Task statement: Pick out all lines in the listing holding the string "tidak" and copy them.

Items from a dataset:
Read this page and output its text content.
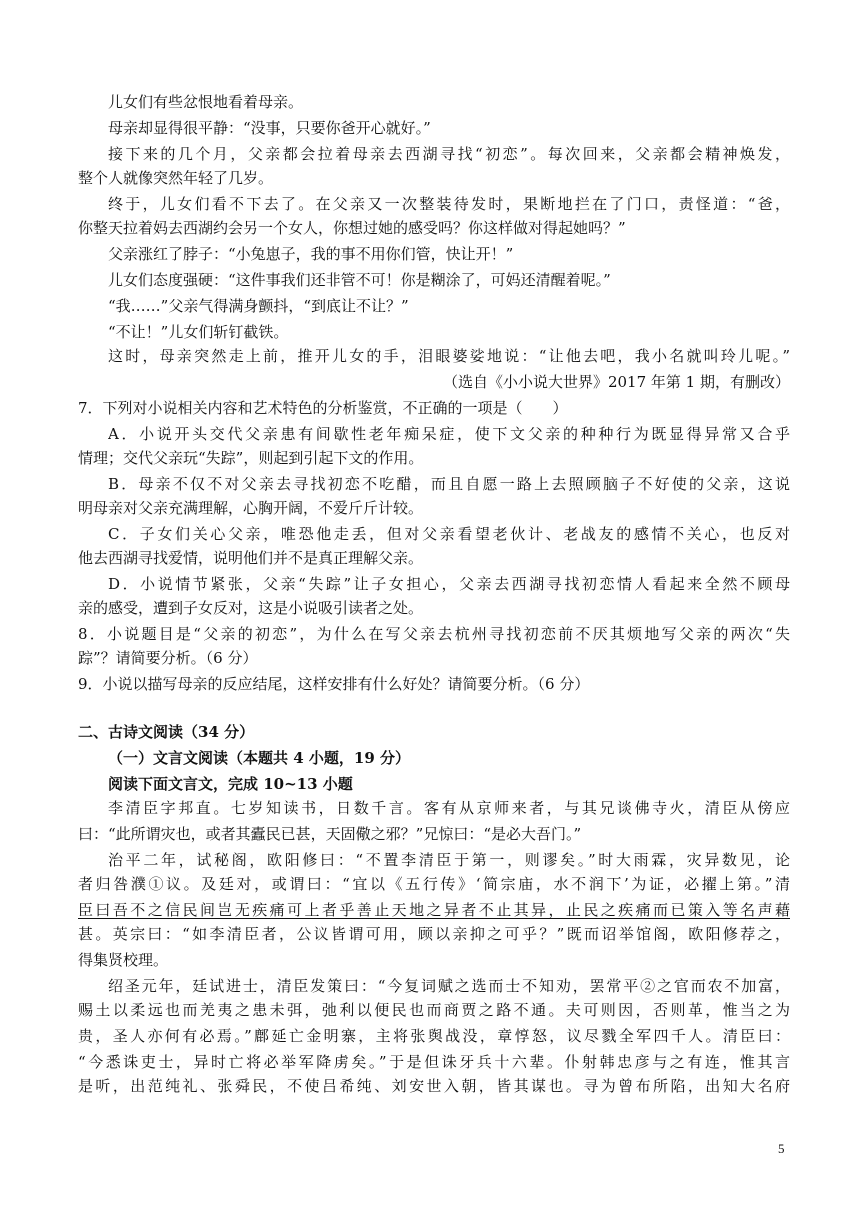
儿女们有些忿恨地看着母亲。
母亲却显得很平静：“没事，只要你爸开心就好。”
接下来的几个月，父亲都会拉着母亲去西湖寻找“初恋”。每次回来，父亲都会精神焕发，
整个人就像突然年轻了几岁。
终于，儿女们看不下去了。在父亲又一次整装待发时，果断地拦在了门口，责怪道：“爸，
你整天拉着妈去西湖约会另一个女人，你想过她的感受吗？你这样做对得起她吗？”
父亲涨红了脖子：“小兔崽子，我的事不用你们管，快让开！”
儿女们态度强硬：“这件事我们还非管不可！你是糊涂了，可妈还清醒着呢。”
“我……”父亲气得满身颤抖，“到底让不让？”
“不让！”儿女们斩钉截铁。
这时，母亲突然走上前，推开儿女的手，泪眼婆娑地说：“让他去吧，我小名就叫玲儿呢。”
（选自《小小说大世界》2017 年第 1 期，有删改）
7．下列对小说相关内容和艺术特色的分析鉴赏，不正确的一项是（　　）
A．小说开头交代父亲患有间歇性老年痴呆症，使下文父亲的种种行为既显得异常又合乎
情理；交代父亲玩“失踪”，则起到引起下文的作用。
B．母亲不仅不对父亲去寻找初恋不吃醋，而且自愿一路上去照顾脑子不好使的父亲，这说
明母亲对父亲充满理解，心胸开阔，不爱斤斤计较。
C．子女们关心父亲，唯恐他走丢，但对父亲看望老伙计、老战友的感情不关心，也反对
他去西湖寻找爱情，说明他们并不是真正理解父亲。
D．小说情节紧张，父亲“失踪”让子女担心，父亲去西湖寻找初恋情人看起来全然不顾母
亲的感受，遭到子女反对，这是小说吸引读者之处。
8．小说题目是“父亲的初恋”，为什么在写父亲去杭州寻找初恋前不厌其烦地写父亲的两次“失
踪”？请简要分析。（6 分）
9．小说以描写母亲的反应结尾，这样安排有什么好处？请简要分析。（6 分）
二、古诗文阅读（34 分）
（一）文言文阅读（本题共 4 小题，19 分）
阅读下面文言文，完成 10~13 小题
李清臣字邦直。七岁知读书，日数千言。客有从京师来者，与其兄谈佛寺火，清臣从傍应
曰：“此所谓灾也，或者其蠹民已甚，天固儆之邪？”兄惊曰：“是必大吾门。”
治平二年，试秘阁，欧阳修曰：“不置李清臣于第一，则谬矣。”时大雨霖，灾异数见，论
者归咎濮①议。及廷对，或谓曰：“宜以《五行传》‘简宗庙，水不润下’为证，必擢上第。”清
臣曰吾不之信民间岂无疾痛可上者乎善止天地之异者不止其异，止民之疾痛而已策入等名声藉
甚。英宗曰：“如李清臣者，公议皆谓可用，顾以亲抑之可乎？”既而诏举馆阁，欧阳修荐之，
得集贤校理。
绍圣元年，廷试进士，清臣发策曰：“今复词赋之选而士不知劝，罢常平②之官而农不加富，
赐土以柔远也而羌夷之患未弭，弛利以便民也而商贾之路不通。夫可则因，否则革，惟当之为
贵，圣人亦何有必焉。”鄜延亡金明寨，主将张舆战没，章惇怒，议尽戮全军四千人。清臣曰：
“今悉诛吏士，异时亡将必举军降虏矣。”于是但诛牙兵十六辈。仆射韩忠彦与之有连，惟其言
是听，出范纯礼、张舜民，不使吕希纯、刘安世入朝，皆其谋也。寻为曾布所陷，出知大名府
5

--

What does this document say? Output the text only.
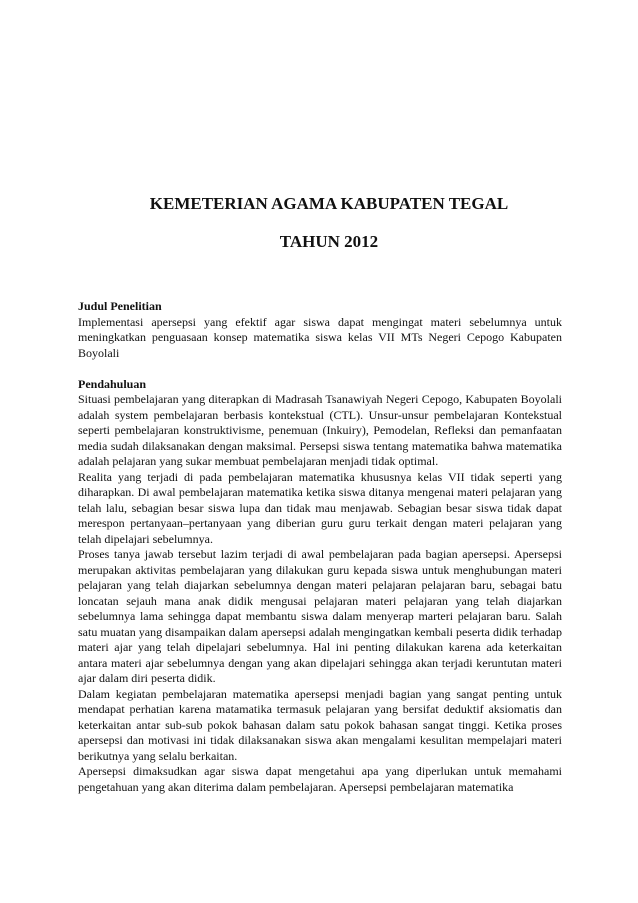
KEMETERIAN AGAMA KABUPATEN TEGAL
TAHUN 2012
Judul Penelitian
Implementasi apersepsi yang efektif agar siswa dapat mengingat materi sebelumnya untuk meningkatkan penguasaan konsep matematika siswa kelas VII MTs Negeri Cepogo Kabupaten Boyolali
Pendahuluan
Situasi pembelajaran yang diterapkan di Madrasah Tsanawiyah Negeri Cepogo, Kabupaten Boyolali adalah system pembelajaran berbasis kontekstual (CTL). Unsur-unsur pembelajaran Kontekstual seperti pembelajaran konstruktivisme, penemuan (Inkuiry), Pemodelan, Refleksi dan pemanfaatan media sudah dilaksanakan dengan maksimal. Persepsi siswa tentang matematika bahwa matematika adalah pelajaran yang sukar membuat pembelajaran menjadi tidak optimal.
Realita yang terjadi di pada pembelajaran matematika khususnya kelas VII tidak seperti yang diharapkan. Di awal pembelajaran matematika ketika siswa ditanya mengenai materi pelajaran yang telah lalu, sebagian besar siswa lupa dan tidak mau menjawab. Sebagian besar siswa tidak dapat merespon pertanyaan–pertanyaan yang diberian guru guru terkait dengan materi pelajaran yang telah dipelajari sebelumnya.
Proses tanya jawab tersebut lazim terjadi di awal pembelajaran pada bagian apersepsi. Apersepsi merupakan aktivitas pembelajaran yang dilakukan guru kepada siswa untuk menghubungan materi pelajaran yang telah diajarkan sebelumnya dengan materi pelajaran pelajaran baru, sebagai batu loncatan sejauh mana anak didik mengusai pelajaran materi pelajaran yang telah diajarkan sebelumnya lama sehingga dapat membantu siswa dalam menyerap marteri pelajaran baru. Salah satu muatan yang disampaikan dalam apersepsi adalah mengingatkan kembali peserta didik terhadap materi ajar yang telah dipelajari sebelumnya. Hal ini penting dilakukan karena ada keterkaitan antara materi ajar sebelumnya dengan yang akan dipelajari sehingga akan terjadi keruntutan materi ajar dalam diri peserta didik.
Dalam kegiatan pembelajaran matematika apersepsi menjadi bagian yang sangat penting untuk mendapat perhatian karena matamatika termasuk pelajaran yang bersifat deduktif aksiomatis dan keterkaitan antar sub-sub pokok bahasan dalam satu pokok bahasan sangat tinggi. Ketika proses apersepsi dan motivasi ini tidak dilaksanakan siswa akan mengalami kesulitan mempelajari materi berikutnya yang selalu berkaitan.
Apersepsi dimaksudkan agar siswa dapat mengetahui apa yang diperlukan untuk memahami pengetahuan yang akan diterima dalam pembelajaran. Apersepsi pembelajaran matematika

Exercise solution:
Situasi pembelajaran yang diterapkan di Madrasah Tsanawiyah Negeri Cepogo, Kabupaten Boyolali adalah system pembelajaran berbasis kontekstual (CTL). Unsur-unsur pembelajaran Kontekstual seperti pembelajaran konstruktivisme, penemuan (Inkuiry), Pemodelan, Refleksi dan pemanfaatan media sudah dilaksanakan dengan maksimal. Persepsi siswa tentang matematika bahwa matematika adalah pelajaran yang sukar membuat pembelajaran menjadi tidak optimal.
Realita yang terjadi di pada pembelajaran matematika khususnya kelas VII tidak seperti yang diharapkan. Di awal pembelajaran matematika ketika siswa ditanya mengenai materi pelajaran yang telah lalu, sebagian besar siswa lupa dan tidak mau menjawab. Sebagian besar siswa tidak dapat merespon pertanyaan–pertanyaan yang diberian guru guru terkait dengan materi pelajaran yang telah dipelajari sebelumnya.
Dalam kegiatan pembelajaran matematika apersepsi menjadi bagian yang sangat penting untuk mendapat perhatian karena matamatika termasuk pelajaran yang bersifat deduktif aksiomatis dan keterkaitan antar sub-sub pokok bahasan dalam satu pokok bahasan sangat tinggi. Ketika proses apersepsi dan motivasi ini tidak dilaksanakan siswa akan mengalami kesulitan mempelajari materi berikutnya yang selalu berkaitan.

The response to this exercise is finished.